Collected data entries

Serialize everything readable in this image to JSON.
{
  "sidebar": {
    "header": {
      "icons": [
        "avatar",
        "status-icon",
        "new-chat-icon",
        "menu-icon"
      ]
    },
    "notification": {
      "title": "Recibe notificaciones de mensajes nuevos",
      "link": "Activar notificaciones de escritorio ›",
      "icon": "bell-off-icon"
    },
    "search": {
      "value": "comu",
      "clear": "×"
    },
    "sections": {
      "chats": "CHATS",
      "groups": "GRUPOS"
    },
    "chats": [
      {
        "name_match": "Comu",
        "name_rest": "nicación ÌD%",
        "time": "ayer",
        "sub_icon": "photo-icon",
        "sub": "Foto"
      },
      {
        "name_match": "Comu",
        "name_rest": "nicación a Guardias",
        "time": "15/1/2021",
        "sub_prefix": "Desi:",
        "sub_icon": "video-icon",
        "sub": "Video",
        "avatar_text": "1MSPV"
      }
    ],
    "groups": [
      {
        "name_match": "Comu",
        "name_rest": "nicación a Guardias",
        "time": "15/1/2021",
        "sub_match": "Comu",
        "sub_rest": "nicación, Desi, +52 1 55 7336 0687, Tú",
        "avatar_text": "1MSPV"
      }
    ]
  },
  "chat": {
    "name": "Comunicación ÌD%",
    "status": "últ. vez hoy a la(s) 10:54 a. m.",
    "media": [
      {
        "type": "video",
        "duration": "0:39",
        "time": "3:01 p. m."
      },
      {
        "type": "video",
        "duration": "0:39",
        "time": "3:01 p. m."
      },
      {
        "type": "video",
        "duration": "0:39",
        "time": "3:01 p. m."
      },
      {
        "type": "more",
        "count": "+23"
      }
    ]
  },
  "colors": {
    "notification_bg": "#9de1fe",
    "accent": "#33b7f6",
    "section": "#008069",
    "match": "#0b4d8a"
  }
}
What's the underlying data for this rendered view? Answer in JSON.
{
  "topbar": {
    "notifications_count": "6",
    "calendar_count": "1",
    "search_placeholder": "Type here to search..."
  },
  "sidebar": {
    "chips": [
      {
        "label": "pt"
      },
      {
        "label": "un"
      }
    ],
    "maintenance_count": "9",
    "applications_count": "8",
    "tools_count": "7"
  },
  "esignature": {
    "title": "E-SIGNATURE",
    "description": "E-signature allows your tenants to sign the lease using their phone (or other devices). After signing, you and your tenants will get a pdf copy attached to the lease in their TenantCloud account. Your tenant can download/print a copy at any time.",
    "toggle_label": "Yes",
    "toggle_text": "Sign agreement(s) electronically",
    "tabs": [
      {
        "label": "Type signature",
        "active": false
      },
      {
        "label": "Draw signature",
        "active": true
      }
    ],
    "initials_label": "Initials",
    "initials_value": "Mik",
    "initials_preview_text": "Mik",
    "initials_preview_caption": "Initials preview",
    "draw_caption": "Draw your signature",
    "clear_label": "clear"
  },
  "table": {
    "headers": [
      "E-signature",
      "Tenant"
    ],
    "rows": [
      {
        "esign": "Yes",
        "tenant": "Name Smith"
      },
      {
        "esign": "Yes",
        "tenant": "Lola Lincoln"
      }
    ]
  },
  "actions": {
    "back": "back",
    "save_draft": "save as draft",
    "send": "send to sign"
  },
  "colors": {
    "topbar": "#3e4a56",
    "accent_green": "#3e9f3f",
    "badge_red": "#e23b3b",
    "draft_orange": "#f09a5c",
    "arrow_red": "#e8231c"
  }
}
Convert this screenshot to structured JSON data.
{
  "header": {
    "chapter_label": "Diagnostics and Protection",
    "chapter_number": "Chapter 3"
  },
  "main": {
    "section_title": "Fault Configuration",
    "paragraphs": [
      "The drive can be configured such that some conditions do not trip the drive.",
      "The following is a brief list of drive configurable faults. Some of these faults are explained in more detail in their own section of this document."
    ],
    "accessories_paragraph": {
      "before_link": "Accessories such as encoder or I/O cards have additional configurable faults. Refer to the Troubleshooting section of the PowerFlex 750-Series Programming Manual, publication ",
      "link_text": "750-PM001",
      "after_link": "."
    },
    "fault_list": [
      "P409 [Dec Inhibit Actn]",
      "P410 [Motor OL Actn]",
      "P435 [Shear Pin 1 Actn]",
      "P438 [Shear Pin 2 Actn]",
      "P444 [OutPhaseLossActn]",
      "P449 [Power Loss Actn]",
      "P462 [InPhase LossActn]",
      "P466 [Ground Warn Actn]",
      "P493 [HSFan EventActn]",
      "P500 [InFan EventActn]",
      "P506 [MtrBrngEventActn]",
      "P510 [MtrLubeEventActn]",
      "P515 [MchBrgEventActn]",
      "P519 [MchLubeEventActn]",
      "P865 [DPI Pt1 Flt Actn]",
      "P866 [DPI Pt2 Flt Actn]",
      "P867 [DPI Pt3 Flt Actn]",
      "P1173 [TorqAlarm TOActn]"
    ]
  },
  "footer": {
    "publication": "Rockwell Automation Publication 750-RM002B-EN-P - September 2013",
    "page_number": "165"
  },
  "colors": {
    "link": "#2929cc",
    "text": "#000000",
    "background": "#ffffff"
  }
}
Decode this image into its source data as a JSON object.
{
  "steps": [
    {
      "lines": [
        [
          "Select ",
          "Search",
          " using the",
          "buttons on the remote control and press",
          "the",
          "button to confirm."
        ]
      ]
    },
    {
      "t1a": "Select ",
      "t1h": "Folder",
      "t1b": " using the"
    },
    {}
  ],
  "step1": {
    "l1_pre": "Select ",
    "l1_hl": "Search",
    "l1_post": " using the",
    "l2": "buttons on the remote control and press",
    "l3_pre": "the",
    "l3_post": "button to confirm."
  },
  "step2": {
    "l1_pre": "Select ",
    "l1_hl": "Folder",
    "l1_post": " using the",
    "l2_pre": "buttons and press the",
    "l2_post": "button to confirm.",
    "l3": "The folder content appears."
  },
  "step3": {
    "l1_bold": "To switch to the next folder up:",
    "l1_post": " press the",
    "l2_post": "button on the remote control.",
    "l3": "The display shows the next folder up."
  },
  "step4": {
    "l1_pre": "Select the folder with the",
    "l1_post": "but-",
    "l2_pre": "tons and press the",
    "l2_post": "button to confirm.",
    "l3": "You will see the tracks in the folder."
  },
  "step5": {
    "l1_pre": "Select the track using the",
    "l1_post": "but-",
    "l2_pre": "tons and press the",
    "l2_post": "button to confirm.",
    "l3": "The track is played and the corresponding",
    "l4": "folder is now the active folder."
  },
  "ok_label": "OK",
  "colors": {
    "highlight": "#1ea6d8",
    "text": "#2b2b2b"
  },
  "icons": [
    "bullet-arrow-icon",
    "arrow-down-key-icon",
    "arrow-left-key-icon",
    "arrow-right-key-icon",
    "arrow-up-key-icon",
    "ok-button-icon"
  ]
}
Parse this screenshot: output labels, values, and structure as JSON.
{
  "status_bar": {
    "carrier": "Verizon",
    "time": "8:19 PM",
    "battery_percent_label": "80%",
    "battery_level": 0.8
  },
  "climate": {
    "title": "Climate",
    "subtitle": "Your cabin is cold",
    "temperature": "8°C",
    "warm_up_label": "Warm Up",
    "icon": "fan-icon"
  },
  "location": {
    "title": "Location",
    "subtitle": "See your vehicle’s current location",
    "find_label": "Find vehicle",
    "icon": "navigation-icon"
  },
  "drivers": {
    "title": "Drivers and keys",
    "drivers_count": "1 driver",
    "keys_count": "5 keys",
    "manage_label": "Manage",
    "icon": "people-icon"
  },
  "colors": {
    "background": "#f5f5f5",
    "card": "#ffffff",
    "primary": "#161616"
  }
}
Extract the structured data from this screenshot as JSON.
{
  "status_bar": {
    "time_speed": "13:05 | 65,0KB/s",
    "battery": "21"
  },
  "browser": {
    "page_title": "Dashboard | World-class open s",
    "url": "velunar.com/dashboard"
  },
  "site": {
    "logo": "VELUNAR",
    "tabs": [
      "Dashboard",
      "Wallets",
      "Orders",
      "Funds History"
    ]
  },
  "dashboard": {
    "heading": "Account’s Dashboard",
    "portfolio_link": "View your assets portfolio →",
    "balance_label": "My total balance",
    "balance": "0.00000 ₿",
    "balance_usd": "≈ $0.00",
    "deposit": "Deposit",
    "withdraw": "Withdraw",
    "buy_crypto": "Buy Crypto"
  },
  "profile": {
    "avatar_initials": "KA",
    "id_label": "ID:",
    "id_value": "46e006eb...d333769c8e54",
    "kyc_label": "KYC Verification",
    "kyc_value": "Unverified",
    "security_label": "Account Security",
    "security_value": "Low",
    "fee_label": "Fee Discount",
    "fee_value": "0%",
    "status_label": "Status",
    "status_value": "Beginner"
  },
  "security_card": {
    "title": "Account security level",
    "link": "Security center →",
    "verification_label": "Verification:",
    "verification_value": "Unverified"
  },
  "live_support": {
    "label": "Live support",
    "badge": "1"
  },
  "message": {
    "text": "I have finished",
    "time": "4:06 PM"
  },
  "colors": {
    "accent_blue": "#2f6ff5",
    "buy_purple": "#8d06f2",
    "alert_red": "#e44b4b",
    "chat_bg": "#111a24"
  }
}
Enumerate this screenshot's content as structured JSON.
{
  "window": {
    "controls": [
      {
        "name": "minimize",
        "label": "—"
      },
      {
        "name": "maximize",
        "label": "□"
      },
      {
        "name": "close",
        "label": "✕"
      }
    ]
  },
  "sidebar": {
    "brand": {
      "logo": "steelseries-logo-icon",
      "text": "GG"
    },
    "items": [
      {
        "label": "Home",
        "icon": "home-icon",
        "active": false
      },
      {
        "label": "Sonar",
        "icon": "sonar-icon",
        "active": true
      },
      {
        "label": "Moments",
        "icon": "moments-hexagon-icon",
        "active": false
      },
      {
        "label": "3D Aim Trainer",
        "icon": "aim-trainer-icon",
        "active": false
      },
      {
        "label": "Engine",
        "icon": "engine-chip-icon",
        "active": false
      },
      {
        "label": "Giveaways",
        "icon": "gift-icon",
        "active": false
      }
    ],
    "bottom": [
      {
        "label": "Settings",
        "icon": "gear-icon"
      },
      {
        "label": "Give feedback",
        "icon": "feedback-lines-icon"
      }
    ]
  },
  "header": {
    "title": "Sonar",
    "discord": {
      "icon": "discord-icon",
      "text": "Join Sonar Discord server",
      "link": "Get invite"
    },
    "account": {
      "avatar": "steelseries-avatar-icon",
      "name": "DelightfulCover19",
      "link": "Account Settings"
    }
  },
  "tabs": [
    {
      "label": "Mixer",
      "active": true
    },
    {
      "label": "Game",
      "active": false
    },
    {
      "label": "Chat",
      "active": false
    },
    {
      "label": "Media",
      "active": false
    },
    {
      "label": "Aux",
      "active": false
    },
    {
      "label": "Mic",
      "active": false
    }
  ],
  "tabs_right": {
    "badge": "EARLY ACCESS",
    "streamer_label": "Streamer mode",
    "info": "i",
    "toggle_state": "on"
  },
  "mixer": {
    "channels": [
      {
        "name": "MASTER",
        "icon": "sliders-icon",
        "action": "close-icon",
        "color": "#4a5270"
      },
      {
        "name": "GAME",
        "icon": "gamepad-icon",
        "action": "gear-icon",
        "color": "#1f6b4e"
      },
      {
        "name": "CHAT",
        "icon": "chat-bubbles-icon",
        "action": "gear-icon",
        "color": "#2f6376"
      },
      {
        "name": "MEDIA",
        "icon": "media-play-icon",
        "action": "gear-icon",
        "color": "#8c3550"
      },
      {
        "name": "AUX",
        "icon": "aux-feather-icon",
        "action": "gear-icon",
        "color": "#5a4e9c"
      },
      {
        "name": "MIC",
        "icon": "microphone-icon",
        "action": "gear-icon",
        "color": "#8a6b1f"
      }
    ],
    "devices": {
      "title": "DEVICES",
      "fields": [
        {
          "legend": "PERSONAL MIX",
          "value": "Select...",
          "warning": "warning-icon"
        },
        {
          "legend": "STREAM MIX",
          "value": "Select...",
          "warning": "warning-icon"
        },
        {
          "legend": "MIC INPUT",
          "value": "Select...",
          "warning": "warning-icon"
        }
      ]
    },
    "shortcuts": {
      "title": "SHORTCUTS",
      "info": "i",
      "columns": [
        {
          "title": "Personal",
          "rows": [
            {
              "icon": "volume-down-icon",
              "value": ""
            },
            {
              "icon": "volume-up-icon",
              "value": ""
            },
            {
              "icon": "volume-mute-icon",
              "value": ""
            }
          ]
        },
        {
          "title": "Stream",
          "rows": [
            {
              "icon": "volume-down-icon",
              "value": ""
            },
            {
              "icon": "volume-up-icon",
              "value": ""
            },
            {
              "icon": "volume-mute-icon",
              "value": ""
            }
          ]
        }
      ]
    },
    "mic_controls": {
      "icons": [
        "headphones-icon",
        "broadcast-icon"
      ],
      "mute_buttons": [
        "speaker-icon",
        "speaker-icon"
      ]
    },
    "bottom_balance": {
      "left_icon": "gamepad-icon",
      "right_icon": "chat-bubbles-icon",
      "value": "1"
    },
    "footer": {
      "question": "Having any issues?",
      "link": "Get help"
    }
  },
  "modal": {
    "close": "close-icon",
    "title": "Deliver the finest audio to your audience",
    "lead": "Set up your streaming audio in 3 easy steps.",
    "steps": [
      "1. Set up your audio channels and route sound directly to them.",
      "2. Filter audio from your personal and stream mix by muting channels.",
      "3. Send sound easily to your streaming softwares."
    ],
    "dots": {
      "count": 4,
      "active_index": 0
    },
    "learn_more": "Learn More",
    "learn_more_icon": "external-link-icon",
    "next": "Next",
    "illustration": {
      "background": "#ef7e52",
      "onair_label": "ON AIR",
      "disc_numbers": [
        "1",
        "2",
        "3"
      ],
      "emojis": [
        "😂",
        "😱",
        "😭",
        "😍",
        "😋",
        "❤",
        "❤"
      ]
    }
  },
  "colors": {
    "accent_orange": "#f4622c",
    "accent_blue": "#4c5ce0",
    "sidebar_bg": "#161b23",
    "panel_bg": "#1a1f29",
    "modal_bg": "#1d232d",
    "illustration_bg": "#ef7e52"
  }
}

■ TASK TO COMPLETE: Check each line above for the word "bubbles" and copy the ones that have it.

■ RESULT FOR THIS TASK:
        "icon": "chat-bubbles-icon",
      "right_icon": "chat-bubbles-icon",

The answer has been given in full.